## Work to be completed
Write out every entry exactly as it stands.

++++ The data ++++

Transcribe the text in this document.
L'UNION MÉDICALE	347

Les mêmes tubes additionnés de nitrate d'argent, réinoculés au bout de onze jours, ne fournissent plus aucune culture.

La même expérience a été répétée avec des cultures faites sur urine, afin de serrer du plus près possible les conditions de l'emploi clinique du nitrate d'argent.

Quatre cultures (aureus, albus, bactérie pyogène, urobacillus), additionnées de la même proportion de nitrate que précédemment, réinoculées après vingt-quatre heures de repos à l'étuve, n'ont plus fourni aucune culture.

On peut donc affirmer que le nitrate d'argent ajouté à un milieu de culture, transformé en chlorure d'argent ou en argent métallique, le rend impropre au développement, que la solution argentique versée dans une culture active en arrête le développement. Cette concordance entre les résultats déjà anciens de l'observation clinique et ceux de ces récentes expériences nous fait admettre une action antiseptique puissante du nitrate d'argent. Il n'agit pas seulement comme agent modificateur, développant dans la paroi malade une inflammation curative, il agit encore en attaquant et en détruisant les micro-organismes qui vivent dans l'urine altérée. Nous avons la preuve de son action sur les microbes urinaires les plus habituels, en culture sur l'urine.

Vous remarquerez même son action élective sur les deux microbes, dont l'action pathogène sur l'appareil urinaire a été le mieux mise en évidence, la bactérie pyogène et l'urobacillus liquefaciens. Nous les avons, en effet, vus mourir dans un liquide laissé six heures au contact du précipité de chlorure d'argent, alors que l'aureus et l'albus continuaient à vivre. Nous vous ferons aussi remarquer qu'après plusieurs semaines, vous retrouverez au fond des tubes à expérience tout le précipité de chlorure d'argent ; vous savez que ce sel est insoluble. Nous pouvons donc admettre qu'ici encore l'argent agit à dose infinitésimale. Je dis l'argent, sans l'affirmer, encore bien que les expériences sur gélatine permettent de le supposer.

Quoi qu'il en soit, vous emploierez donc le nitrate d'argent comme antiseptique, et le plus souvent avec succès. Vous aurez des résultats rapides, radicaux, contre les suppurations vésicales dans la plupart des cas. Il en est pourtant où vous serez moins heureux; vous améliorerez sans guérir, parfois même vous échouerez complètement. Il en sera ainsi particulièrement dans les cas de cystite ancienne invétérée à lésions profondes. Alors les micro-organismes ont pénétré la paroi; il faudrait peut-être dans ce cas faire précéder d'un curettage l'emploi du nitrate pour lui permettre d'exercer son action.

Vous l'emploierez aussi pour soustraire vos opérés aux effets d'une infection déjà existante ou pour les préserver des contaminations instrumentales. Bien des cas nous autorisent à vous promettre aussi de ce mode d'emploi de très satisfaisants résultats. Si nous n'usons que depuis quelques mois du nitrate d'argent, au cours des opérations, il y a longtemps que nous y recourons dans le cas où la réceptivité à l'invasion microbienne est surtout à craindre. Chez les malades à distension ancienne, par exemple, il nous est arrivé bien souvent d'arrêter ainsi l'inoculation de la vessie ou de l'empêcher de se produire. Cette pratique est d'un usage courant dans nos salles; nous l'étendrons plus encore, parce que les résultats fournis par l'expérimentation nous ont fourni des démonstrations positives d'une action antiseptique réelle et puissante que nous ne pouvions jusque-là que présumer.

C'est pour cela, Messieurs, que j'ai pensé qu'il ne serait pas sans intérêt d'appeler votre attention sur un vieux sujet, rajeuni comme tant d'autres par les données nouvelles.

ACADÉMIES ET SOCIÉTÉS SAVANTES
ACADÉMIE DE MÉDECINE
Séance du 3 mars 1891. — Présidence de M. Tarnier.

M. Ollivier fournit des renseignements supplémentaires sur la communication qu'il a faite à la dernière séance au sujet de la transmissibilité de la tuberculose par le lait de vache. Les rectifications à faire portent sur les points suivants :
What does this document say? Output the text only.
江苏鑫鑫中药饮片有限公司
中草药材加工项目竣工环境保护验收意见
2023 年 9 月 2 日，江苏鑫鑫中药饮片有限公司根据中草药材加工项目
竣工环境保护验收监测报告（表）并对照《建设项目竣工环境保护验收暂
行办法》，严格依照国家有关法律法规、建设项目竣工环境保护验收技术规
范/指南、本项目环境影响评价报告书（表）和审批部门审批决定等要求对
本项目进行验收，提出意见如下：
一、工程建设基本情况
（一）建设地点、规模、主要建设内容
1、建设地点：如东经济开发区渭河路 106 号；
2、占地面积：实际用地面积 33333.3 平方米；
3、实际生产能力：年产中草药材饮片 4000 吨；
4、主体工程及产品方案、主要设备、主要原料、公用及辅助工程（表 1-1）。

++++

## Right answer
Transcribe the text in this document.
L'UNION MÉDICALE	347

Les mêmes tubes additionnés de nitrate d'argent, réinoculés au bout de onze jours, ne fournissent plus aucune culture.

La même expérience a été répétée avec des cultures faites sur urine, afin de serrer du plus près possible les conditions de l'emploi clinique du nitrate d'argent.

Quatre cultures (aureus, albus, bactérie pyogène, urobacillus), additionnées de la même proportion de nitrate que précédemment, réinoculées après vingt-quatre heures de repos à l'étuve, n'ont plus fourni aucune culture.

On peut donc affirmer que le nitrate d'argent ajouté à un milieu de culture, transformé en chlorure d'argent ou en argent métallique, le rend impropre au développement, que la solution argentique versée dans une culture active en arrête le développement. Cette concordance entre les résultats déjà anciens de l'observation clinique et ceux de ces récentes expériences nous fait admettre une action antiseptique puissante du nitrate d'argent. Il n'agit pas seulement comme agent modificateur, développant dans la paroi malade une inflammation curative, il agit encore en attaquant et en détruisant les micro-organismes qui vivent dans l'urine altérée. Nous avons la preuve de son action sur les microbes urinaires les plus habituels, en culture sur l'urine.

Vous remarquerez même son action élective sur les deux microbes, dont l'action pathogène sur l'appareil urinaire a été le mieux mise en évidence, la bactérie pyogène et l'urobacillus liquefaciens. Nous les avons, en effet, vus mourir dans un liquide laissé six heures au contact du précipité de chlorure d'argent, alors que l'aureus et l'albus continuaient à vivre. Nous vous ferons aussi remarquer qu'après plusieurs semaines, vous retrouverez au fond des tubes à expérience tout le précipité de chlorure d'argent ; vous savez que ce sel est insoluble. Nous pouvons donc admettre qu'ici encore l'argent agit à dose infinitésimale. Je dis l'argent, sans l'affirmer, encore bien que les expériences sur gélatine permettent de le supposer.

Quoi qu'il en soit, vous emploierez donc le nitrate d'argent comme antiseptique, et le plus souvent avec succès. Vous aurez des résultats rapides, radicaux, contre les suppurations vésicales dans la plupart des cas. Il en est pourtant où vous serez moins heureux; vous améliorerez sans guérir, parfois même vous échouerez complètement. Il en sera ainsi particulièrement dans les cas de cystite ancienne invétérée à lésions profondes. Alors les micro-organismes ont pénétré la paroi; il faudrait peut-être dans ce cas faire précéder d'un curettage l'emploi du nitrate pour lui permettre d'exercer son action.

Vous l'emploierez aussi pour soustraire vos opérés aux effets d'une infection déjà existante ou pour les préserver des contaminations instrumentales. Bien des cas nous autorisent à vous promettre aussi de ce mode d'emploi de très satisfaisants résultats. Si nous n'usons que depuis quelques mois du nitrate d'argent, au cours des opérations, il y a longtemps que nous y recourons dans le cas où la réceptivité à l'invasion microbienne est surtout à craindre. Chez les malades à distension ancienne, par exemple, il nous est arrivé bien souvent d'arrêter ainsi l'inoculation de la vessie ou de l'empêcher de se produire. Cette pratique est d'un usage courant dans nos salles; nous l'étendrons plus encore, parce que les résultats fournis par l'expérimentation nous ont fourni des démonstrations positives d'une action antiseptique réelle et puissante que nous ne pouvions jusque-là que présumer.

C'est pour cela, Messieurs, que j'ai pensé qu'il ne serait pas sans intérêt d'appeler votre attention sur un vieux sujet, rajeuni comme tant d'autres par les données nouvelles.

ACADÉMIES ET SOCIÉTÉS SAVANTES
ACADÉMIE DE MÉDECINE
Séance du 3 mars 1891. — Présidence de M. Tarnier.

M. Ollivier fournit des renseignements supplémentaires sur la communication qu'il a faite à la dernière séance au sujet de la transmissibilité de la tuberculose par le lait de vache. Les rectifications à faire portent sur les points suivants :
What does this document say? Output the text only.
江苏鑫鑫中药饮片有限公司
中草药材加工项目竣工环境保护验收意见
2023 年 9 月 2 日，江苏鑫鑫中药饮片有限公司根据中草药材加工项目
竣工环境保护验收监测报告（表）并对照《建设项目竣工环境保护验收暂
行办法》，严格依照国家有关法律法规、建设项目竣工环境保护验收技术规
范/指南、本项目环境影响评价报告书（表）和审批部门审批决定等要求对
本项目进行验收，提出意见如下：
一、工程建设基本情况
（一）建设地点、规模、主要建设内容
1、建设地点：如东经济开发区渭河路 106 号；
2、占地面积：实际用地面积 33333.3 平方米；
3、实际生产能力：年产中草药材饮片 4000 吨；
4、主体工程及产品方案、主要设备、主要原料、公用及辅助工程（表 1-1）。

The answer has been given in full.